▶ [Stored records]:
──────

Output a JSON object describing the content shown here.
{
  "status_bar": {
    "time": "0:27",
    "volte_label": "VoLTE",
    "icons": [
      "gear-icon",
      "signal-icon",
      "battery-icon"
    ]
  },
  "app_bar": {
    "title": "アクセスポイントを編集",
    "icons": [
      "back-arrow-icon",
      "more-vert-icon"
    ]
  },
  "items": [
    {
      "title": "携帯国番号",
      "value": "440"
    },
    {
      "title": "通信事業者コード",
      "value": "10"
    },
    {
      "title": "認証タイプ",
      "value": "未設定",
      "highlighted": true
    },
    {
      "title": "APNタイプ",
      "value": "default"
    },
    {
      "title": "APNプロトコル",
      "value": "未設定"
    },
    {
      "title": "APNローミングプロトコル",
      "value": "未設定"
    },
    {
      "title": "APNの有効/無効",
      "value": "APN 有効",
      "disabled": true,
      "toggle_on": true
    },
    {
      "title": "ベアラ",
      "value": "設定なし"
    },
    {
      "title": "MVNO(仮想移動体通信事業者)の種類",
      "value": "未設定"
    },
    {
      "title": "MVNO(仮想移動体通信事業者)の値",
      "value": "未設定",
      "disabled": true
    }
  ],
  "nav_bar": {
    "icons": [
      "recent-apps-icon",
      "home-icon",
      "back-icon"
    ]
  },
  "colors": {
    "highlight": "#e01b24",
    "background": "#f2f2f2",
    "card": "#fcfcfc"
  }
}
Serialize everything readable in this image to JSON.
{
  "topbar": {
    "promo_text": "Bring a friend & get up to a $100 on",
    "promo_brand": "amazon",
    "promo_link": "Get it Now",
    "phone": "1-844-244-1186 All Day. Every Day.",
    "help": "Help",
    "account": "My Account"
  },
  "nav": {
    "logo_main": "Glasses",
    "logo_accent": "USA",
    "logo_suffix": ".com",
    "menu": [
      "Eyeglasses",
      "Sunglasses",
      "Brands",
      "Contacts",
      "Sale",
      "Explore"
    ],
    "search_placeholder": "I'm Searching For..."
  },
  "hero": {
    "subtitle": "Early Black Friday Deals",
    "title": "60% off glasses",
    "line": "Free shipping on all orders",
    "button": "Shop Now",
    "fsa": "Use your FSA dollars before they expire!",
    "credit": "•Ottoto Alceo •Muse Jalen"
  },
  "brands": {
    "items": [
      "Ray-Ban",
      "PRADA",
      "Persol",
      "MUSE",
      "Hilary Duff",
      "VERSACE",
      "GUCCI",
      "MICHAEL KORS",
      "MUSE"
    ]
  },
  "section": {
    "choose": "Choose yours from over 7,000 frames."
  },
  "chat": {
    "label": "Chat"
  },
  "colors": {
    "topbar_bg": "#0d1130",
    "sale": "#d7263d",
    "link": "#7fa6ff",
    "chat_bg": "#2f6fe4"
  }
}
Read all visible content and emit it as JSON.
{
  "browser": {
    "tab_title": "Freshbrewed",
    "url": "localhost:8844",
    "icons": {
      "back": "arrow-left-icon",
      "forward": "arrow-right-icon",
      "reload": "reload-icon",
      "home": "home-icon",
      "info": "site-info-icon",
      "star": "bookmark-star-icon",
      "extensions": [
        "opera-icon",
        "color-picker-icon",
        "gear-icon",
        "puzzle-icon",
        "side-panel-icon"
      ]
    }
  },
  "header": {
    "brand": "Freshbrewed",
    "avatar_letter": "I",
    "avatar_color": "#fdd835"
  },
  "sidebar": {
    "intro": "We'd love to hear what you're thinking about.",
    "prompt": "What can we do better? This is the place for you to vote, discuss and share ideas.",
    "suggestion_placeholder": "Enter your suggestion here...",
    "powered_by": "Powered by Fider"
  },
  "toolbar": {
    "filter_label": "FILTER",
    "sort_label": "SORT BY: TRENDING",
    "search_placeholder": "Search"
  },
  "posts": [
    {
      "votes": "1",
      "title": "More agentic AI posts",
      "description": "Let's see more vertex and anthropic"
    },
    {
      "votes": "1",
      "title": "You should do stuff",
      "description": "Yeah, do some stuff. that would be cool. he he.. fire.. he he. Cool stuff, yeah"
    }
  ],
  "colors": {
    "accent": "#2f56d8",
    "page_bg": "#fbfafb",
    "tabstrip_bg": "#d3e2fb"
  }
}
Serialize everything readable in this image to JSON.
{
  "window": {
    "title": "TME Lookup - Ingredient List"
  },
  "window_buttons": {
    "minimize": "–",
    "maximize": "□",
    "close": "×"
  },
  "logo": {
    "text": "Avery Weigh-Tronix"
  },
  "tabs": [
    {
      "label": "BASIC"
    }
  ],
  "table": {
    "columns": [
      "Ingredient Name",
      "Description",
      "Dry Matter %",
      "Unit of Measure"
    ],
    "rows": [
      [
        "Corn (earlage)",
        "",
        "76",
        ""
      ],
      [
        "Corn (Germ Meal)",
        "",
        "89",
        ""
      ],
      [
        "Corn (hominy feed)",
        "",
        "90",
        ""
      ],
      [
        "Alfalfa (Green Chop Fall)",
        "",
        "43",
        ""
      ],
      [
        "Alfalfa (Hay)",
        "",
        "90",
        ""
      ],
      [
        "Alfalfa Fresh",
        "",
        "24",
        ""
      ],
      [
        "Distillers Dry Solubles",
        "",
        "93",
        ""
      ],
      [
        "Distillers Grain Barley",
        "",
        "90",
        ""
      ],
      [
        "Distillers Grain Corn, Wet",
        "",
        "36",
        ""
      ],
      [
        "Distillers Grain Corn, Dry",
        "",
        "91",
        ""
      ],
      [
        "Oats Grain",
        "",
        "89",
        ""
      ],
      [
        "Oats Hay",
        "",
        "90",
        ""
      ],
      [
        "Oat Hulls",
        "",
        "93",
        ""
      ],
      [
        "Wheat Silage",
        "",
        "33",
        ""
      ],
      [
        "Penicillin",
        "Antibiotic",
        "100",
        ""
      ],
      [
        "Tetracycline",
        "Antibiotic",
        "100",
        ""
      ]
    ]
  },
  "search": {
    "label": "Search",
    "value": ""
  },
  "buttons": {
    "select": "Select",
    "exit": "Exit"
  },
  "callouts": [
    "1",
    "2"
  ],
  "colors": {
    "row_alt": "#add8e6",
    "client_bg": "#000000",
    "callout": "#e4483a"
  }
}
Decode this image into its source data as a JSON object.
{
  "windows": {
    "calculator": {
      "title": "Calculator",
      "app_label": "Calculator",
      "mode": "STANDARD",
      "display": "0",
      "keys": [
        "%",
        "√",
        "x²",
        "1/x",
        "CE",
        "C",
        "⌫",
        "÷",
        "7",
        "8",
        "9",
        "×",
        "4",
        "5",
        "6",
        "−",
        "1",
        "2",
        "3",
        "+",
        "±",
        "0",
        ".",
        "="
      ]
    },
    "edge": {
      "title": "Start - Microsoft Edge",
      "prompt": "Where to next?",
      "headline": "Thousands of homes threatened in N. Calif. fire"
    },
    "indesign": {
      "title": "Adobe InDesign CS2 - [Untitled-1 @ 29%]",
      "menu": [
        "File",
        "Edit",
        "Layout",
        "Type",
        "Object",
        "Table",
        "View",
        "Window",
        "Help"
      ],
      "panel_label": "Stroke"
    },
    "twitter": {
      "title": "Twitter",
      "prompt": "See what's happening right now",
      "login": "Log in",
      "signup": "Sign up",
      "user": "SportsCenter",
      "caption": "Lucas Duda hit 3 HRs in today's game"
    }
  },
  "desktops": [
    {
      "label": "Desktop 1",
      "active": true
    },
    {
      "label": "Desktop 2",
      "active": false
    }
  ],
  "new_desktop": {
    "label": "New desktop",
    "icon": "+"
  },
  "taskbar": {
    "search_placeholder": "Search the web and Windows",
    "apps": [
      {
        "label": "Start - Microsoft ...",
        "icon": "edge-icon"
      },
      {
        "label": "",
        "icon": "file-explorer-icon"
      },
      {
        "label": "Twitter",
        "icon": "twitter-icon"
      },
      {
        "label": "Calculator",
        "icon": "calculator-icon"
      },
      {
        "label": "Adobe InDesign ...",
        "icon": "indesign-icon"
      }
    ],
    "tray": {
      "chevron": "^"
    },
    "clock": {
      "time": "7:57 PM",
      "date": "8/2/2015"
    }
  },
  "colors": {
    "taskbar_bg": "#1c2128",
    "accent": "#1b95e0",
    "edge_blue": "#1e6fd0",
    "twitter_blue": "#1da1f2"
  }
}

──────

▶ [DIRECTIONS]:
Pick out each line that holds the string "Corn".

▶ [FINAL ANSWER]:
        "Corn (earlage)",
        "Corn (Germ Meal)",
        "Corn (hominy feed)",
        "Distillers Grain Corn, Wet",
        "Distillers Grain Corn, Dry",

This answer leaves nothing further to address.